Return each of the lines below word for word, leaving out the pictures.

***

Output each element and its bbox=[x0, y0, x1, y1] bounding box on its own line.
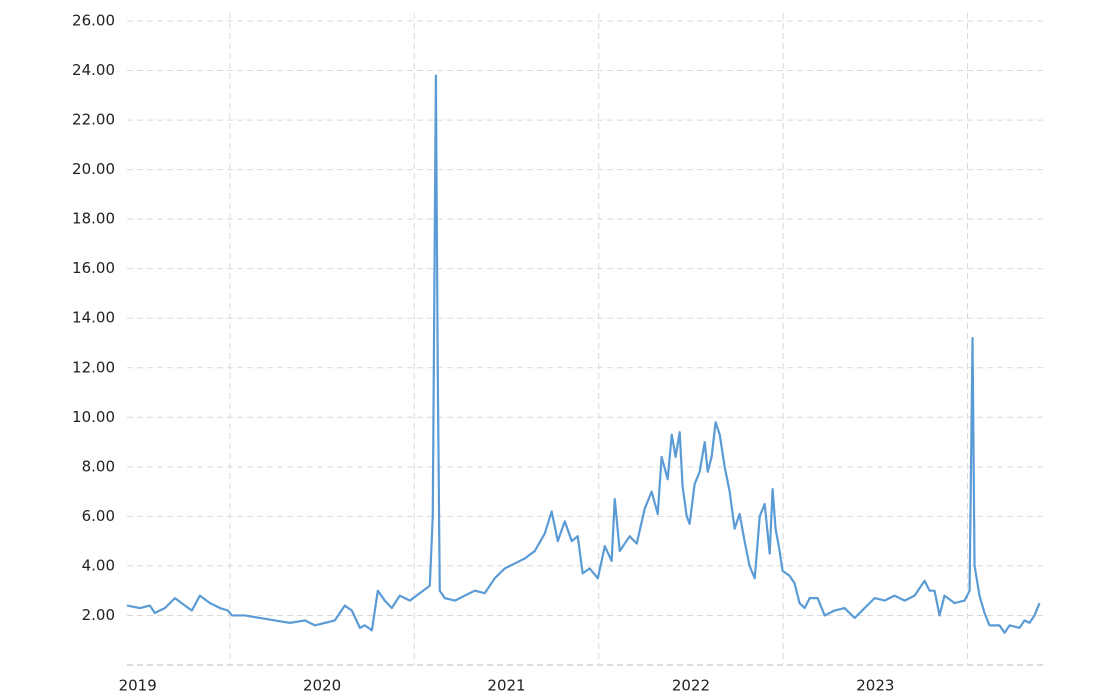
y-tick-label: 20.00 bbox=[72, 160, 115, 178]
data-line bbox=[126, 74, 1041, 634]
y-tick-label: 12.00 bbox=[72, 358, 115, 376]
y-tick-label: 18.00 bbox=[72, 210, 115, 228]
x-tick-label: 2022 bbox=[672, 677, 710, 695]
y-tick-label: 16.00 bbox=[72, 259, 115, 277]
y-tick-label: 4.00 bbox=[82, 556, 115, 574]
y-tick-label: 2.00 bbox=[82, 606, 115, 624]
x-tick-label: 2020 bbox=[303, 677, 341, 695]
y-tick-label: 24.00 bbox=[72, 61, 115, 79]
y-tick-label: 26.00 bbox=[72, 12, 115, 30]
y-tick-label: 8.00 bbox=[82, 457, 115, 475]
x-tick-label: 2023 bbox=[856, 677, 894, 695]
y-tick-label: 6.00 bbox=[82, 507, 115, 525]
x-tick-label: 2021 bbox=[487, 677, 525, 695]
y-tick-label: 14.00 bbox=[72, 309, 115, 327]
x-tick-label: 2019 bbox=[119, 677, 157, 695]
y-tick-label: 10.00 bbox=[72, 408, 115, 426]
y-tick-label: 22.00 bbox=[72, 111, 115, 129]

***

§ **Answer for this exercise**
Output each element and its bbox=[x0, y0, x1, y1] bounding box on its own line.
y-tick-label: 20.00 bbox=[72, 160, 115, 178]
data-line bbox=[126, 74, 1041, 634]
y-tick-label: 12.00 bbox=[72, 358, 115, 376]
y-tick-label: 18.00 bbox=[72, 210, 115, 228]
x-tick-label: 2022 bbox=[672, 677, 710, 695]
y-tick-label: 16.00 bbox=[72, 259, 115, 277]
y-tick-label: 4.00 bbox=[82, 556, 115, 574]
y-tick-label: 2.00 bbox=[82, 606, 115, 624]
x-tick-label: 2020 bbox=[303, 677, 341, 695]
y-tick-label: 24.00 bbox=[72, 61, 115, 79]
y-tick-label: 26.00 bbox=[72, 12, 115, 30]
y-tick-label: 8.00 bbox=[82, 457, 115, 475]
x-tick-label: 2023 bbox=[856, 677, 894, 695]
y-tick-label: 6.00 bbox=[82, 507, 115, 525]
x-tick-label: 2021 bbox=[487, 677, 525, 695]
y-tick-label: 14.00 bbox=[72, 309, 115, 327]
x-tick-label: 2019 bbox=[119, 677, 157, 695]
y-tick-label: 10.00 bbox=[72, 408, 115, 426]
y-tick-label: 22.00 bbox=[72, 111, 115, 129]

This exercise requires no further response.